_Liste des tâches:_
1. Reproduisez mot pour mot le passage du communiqué sur l'audition de la société civile, depuis « En ce qui concerne » jusqu'à « à leurs enfants. ».
2. Pour chacune des affirmations suivantes, indiquez par oui ou par non si elle concorde avec le communiqué sur l'audition de la société civile, puis citez exactement les mots du texte qui tranchent la question.
(a) L'examen du rapport de l'Ukraine doit commencer dans l'après-midi.
(b) Le droit à l'avortement a fait partie des sujets débattus au sujet de l'Irlande.
(c) Pour la Jordanie, l'accent a été mis sur les femmes réfugiées irakiennes.
3. Répondez brièvement à ces questions sur le communiqué relatif à l'audition de la société civile.
(a) À quel moment de la journée le Comité a-t-il entendu les représentants de la société civile ?
(b) Quelles femmes sont victimes de l'exclusion dénoncée au sujet d'El Salvador ?
(c) Quels deux types d'acteurs représentaient la société civile lors de cette audition ?

Le Comité pour l'élimination de la discrimination à l'égard des femmes auditionne la société civile sur la situation dans quatre pays

12 Février 2017

GENEVE (13 février 2017) -  Le Comité pour l'élimination de la discrimination à l'égard des femmes a auditionné, cet après-midi, des représentants de la société civile – organisations non gouvernementales (ONG) et institutions nationales de droits de l'homme – au sujet de la mise en œuvre de la Convention sur l'élimination de toutes les formes de discrimination à l'égard des femmes dans les quatre pays dont les rapports seront examinés cette semaine, à savoir l’Ukraine, l’Irlande, la Jordanie et El Salvador.

En ce qui concerne l’Ukraine, ont particulièrement été évoquées la situation des femmes roms, celle des personnes LGBTI, les discriminations en matière d’emploi et de revenus ou encore l’impact du conflit dans l’est du pays.

Pour ce qui est de l’Irlande, ont particulièrement été débattues les questions relatives au droit à l’avortement, aux femmes roms et aux inégalités économiques.

S’agissant de la Jordanie, l’accent a notamment été mis sur la situation des femmes réfugiées, en particulier syriennes et palestiniennes, ainsi que sur la discrimination dont souffrent les femmes jordaniennes mariées à des étrangers en matière de transmission de la nationalité à leurs enfants.

Concernant El Salvador, a notamment été dénoncée l’exclusion dont sont victimes les femmes vivant en milieu rural.  La question de l’avortement, ainsi que celle de l’accès des femmes à la justice ont également été évoquées.

Demain matin, à 10 heures, le Comité entamera l’examen du rapport de l’Ukraine.

_Lignes de données:_
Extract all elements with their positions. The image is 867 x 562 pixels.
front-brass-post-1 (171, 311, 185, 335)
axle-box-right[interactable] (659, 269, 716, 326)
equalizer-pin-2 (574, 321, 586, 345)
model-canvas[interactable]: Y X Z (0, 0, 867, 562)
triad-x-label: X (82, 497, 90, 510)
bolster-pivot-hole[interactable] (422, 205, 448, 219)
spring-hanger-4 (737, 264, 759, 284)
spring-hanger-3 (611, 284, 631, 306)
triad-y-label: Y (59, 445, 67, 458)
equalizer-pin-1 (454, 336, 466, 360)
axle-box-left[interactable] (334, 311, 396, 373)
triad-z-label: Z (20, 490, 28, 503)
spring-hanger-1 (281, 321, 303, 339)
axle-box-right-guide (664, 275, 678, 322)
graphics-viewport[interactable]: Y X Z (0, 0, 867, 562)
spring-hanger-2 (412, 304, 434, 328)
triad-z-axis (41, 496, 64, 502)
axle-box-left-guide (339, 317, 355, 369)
==
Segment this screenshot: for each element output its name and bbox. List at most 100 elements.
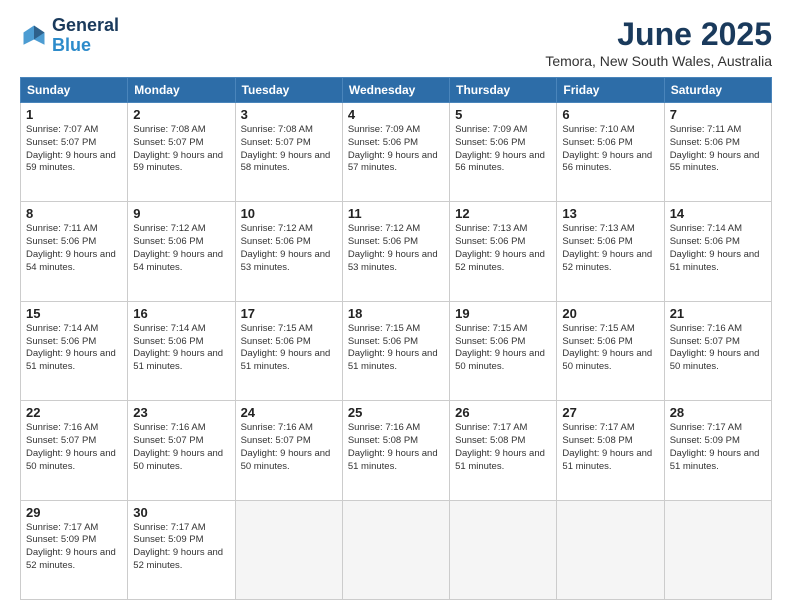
---
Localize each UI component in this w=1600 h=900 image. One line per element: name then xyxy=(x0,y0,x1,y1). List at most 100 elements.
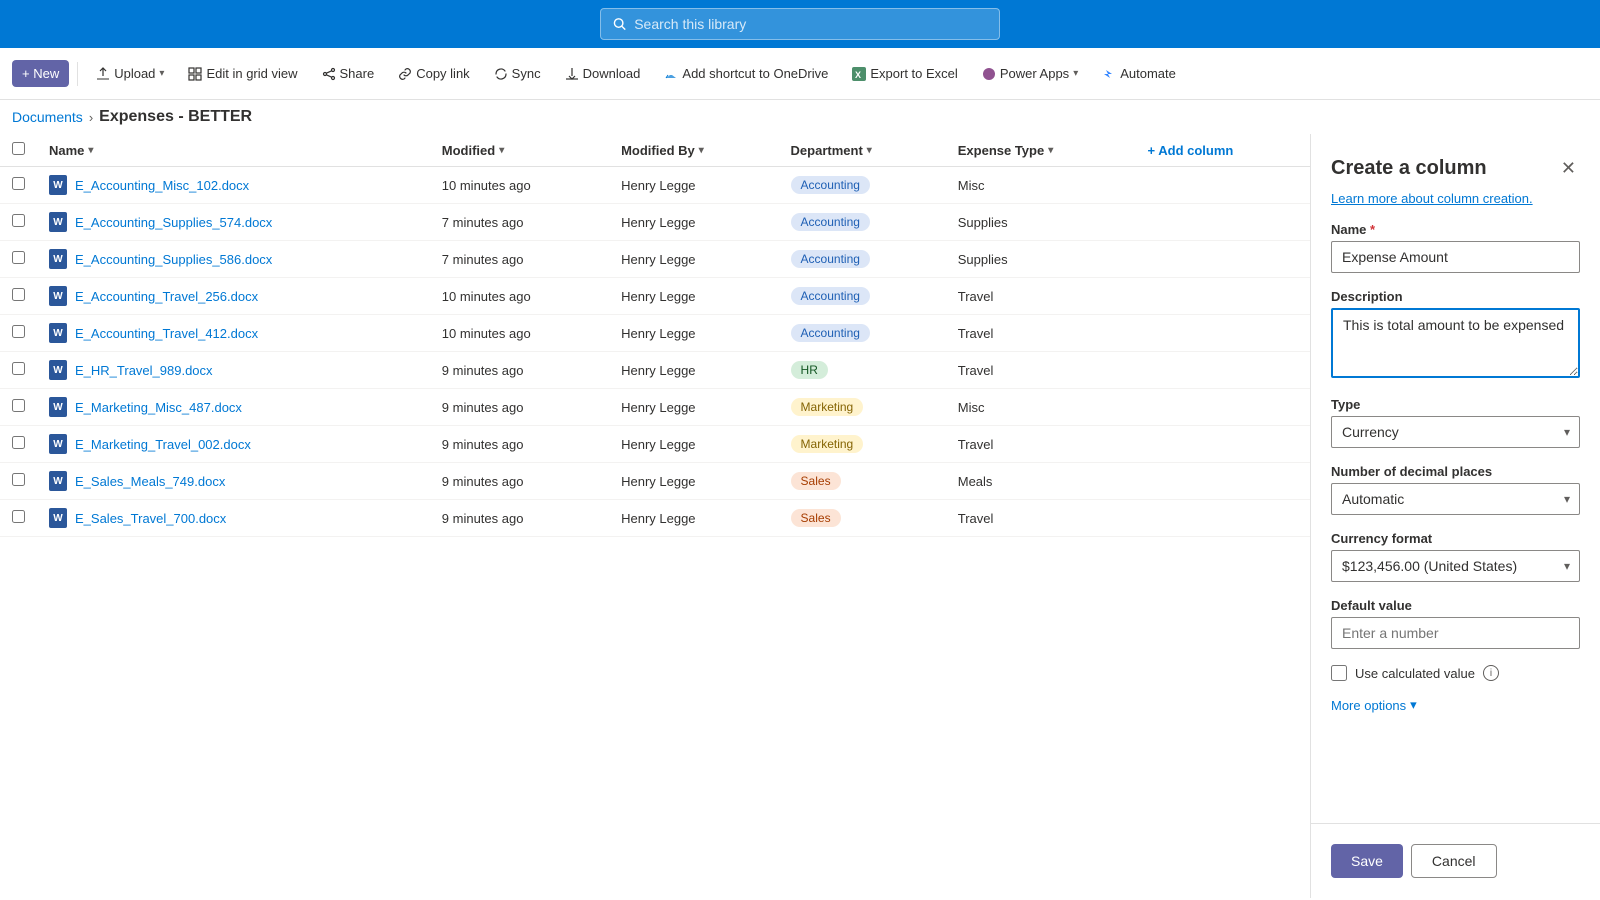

_Corrigé par tâche:_
1.
En ce qui concerne l’Ukraine, ont particulièrement été évoquées la situation des femmes roms, celle des personnes LGBTI, les discriminations en matière d’emploi et de revenus ou encore l’impact du conflit dans l’est du pays.

Pour ce qui est de l’Irlande, ont particulièrement été débattues les questions relatives au droit à l’avortement, aux femmes roms et aux inégalités économiques.

S’agissant de la Jordanie, l’accent a notamment été mis sur la situation des femmes réfugiées, en particulier syriennes et palestiniennes, ainsi que sur la discrimination dont souffrent les femmes jordaniennes mariées à des étrangers en matière de transmission de la nationalité à leurs enfants.

2.
(a) Non : « Demain matin, à 10 heures, le Comité entamera l’examen du rapport de l’Ukraine ».
(b) Oui : « ont particulièrement été débattues les questions relatives au droit à l’avortement ».
(c) Non : « en particulier syriennes et palestiniennes ».

3.
(a) Cet après-midi.
(b) Les femmes vivant en milieu rural.
(c) Des organisations non gouvernementales (ONG) et des institutions nationales de droits de l'homme.